- **DIRECTION 1**
List the name of every function the thread on counting true values in an iterable defines with def.

You could simply use an iterator over the sequence and check that any on the iterator returns always True for n-times:

def check(it, num):
    it = iter(it)
    return all(any(it) for _ in range(num))

>>> check([1, 1, 0], 2)
True

>>> check([1, 1, 0], 3)
False

The key point here is that an iterator remembers the position it was last so each any call will start where the last one ended. And wrapping it in all makes sure it exits early as soon as one any is False.

At least performance-wise this should be faster than most other approaches. However at the cost of readability.

If you want to have it even faster than a solution based on map and itertools.repeat can be slightly faster:

from itertools import repeat

def check_map(it, num):
    return all(map(any, repeat(iter(it), num)))

Benchmarked against the other answers:

# Second "True" element is in the last place
lst = [1] + [0]*1000 + [1]

%timeit check_map(lst, 2)  # 10000 loops, best of 3: 20.3 µs per loop
%timeit check(lst, 2)      # 10000 loops, best of 3: 23.5 µs per loop
%timeit many(lst, 2)       # 10000 loops, best of 3: 153 µs per loop
%timeit sum(l) >= 2        # 100000 loops, best of 3: 19.6 µs per loop

# Second "True" element is the second item in the iterable
lst = [1, 1] + [0]*1000

%timeit check_map(lst, 2)  # 100000 loops, best of 3: 3.05 µs per loop
%timeit check(lst, 2)      # 100000 loops, best of 3: 6.39 µs per loop
%timeit many(lst, 2)       # 100000 loops, best of 3: 5.02 µs per loop
%timeit sum(lst) >= 2      # 10000 loops, best of 3: 19.5 µs per loop


ANSWER 2

Score 4


L = [True, False, False, True]

This does only the needed iterations:

def many(iterable, n):
    if n < 1:
        return True
    counter = 0
    for x in iterable:
        if x:
            counter += 1
            if counter == n:
                return True
    return False

Now:

>>> many(L, 2)
True


ANSWER 3

Score 3


Use sum:

sum(l) >= 2
# True


ANSWER 4

Score 0


Presumably any goes through the iterable until it finds a element that is True, and then stops.

Your solution scans all of the elements to see if there are at least 2. Instead, it should stop scanning as soon as it finds a second True element.

- **SUPPLIED MATERIAL**
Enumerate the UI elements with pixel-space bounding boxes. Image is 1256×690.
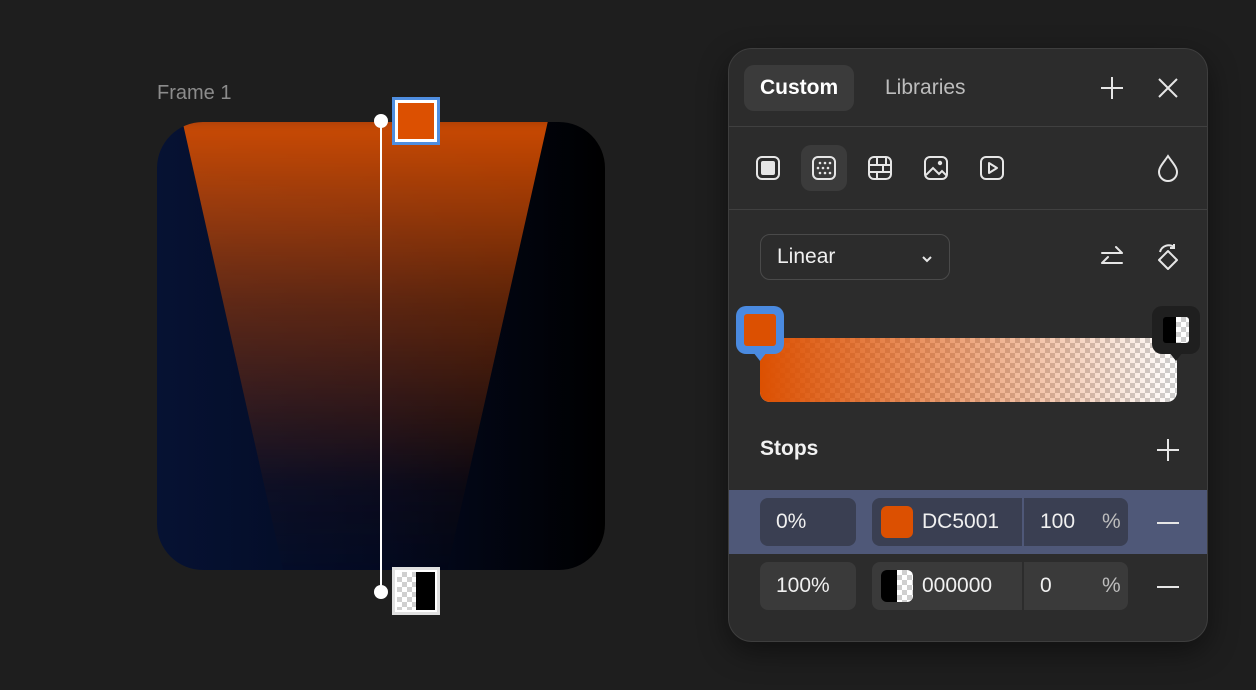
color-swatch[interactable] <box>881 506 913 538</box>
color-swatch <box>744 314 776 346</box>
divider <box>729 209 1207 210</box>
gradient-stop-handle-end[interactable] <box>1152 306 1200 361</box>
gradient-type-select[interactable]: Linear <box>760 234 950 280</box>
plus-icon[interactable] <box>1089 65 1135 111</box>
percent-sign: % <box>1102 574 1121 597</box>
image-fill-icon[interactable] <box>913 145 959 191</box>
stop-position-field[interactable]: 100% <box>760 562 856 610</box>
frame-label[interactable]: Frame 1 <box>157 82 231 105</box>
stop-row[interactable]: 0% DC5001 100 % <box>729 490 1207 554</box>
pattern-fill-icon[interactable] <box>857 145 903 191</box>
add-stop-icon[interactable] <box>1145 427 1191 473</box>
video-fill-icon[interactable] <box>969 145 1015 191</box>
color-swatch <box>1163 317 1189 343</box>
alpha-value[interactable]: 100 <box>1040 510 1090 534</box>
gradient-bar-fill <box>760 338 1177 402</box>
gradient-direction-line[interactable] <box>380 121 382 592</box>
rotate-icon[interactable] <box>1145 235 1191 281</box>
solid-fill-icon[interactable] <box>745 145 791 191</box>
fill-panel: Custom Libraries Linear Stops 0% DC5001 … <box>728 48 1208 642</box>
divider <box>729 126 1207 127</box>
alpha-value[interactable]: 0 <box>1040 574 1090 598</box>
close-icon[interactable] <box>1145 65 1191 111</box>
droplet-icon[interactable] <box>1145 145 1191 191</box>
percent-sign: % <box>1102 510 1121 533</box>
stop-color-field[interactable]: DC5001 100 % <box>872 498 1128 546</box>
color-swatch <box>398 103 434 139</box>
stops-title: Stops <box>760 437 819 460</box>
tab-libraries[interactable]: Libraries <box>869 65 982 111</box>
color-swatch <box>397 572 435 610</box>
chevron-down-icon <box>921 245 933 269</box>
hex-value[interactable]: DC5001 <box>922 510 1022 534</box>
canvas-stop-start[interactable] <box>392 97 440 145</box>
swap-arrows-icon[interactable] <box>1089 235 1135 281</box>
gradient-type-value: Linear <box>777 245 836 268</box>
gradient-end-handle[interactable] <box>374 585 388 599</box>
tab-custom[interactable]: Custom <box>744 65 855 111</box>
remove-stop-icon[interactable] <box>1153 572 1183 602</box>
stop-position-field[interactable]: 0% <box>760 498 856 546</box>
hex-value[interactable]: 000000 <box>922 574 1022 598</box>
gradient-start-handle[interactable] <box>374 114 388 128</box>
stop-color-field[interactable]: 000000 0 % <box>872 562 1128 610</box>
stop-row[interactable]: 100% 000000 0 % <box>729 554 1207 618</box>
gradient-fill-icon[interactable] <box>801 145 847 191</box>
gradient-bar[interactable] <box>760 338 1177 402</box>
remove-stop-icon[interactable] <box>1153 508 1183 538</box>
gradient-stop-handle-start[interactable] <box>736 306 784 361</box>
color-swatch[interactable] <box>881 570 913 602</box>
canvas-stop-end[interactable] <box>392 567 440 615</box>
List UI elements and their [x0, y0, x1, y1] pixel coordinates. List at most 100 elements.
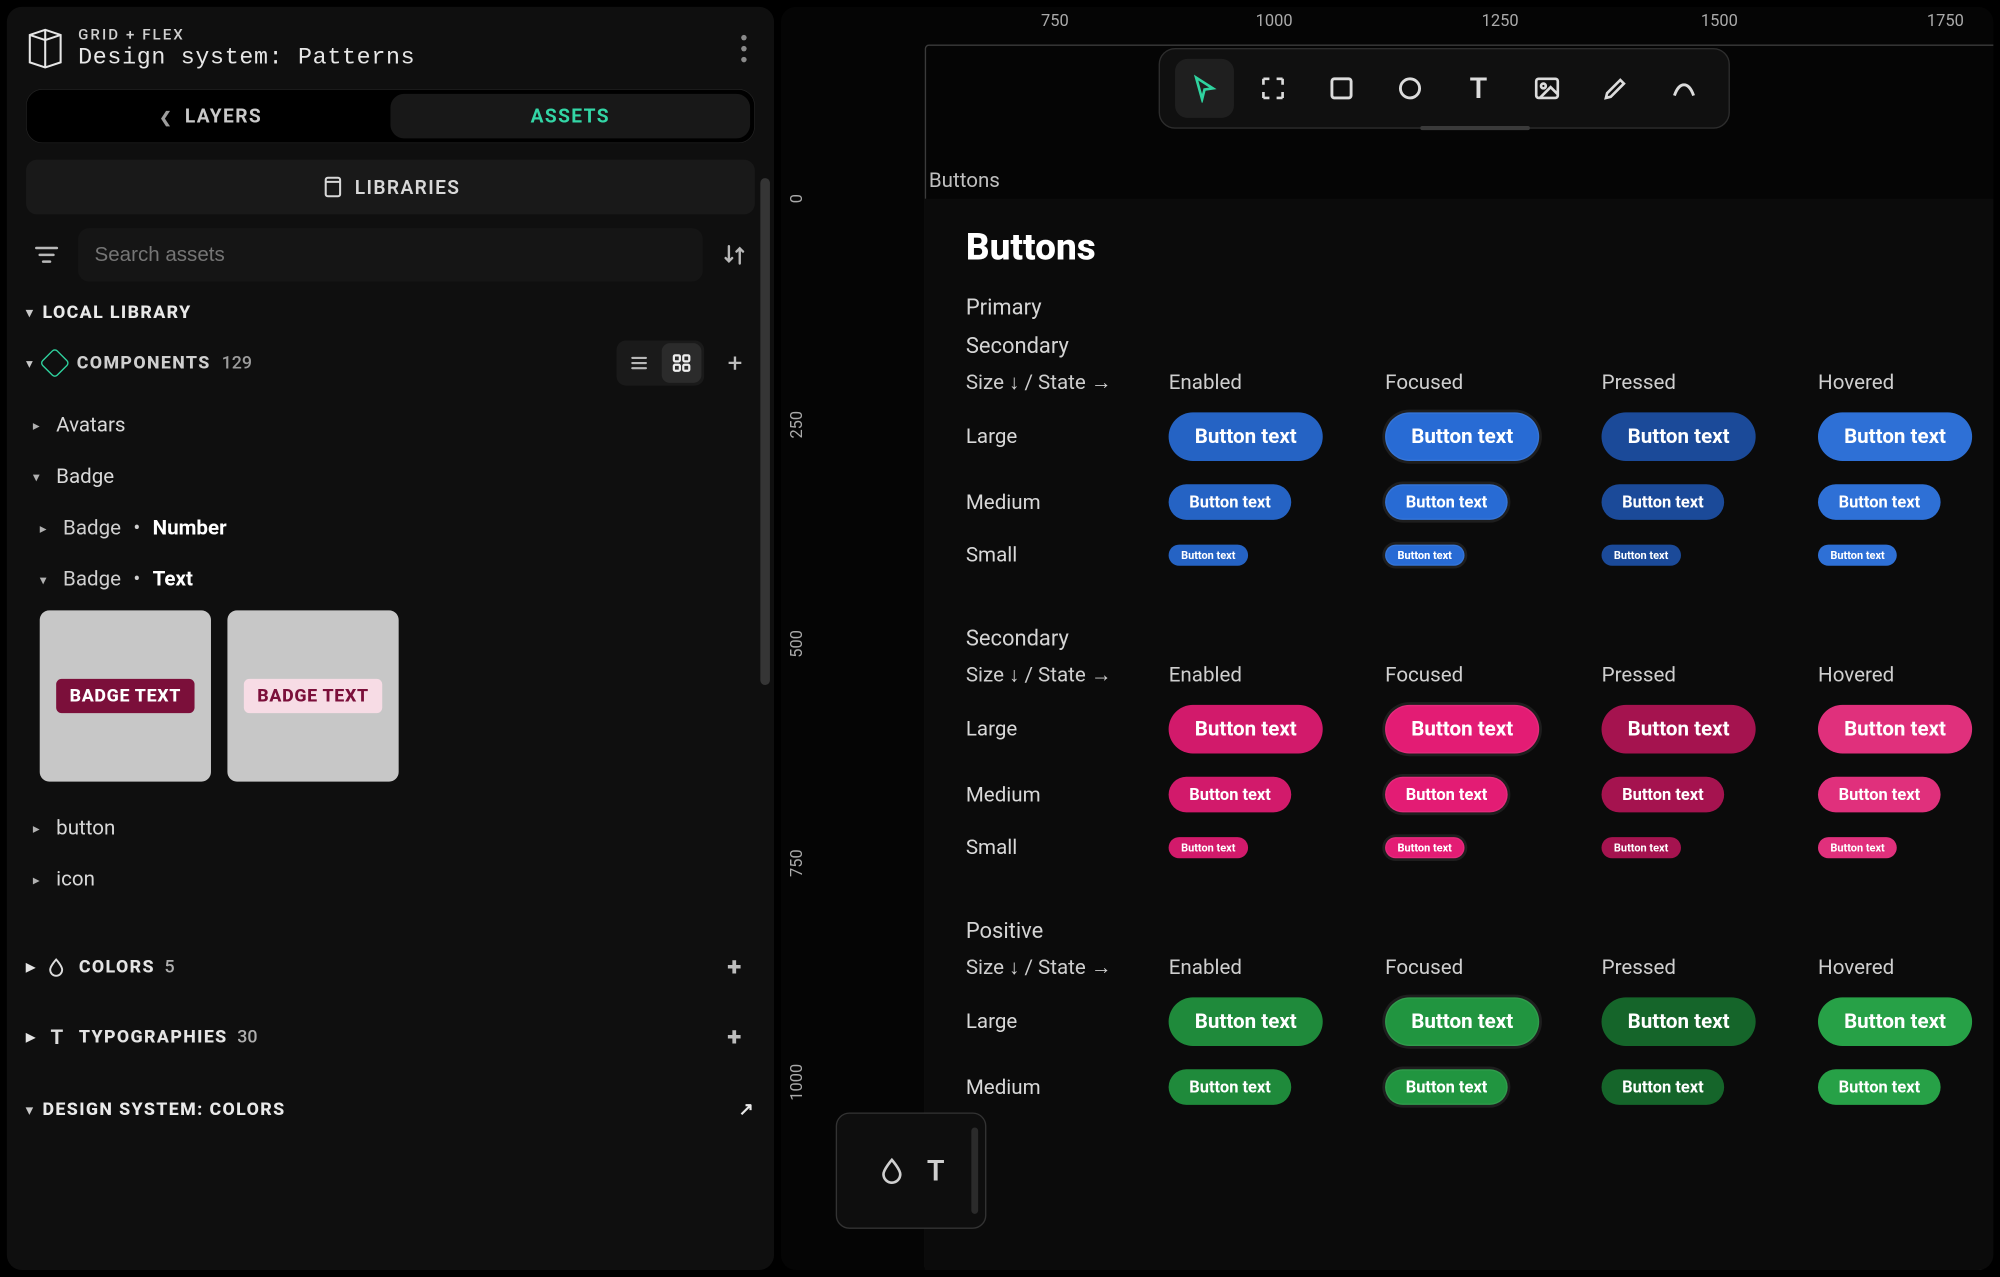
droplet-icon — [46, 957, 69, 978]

- **DIRECTION 2**
In the rows, copy everything from the line containing "color-swatch[interactable] <box>881 506" through the line containing "image-fill-icon[interactable] <box>913 145", both included, without changing a character.

- **PROBLEM SOLUTION 1**
check, check_map, many

- **PROBLEM SOLUTION 2**
color-swatch[interactable] <box>881 506 913 538</box>
color-swatch <box>744 314 776 346</box>
divider <box>729 209 1207 210</box>
gradient-stop-handle-end[interactable] <box>1152 306 1200 361</box>
gradient-type-select[interactable]: Linear <box>760 234 950 280</box>
plus-icon[interactable] <box>1089 65 1135 111</box>
percent-sign: % <box>1102 574 1121 597</box>
image-fill-icon[interactable] <box>913 145 959 191</box>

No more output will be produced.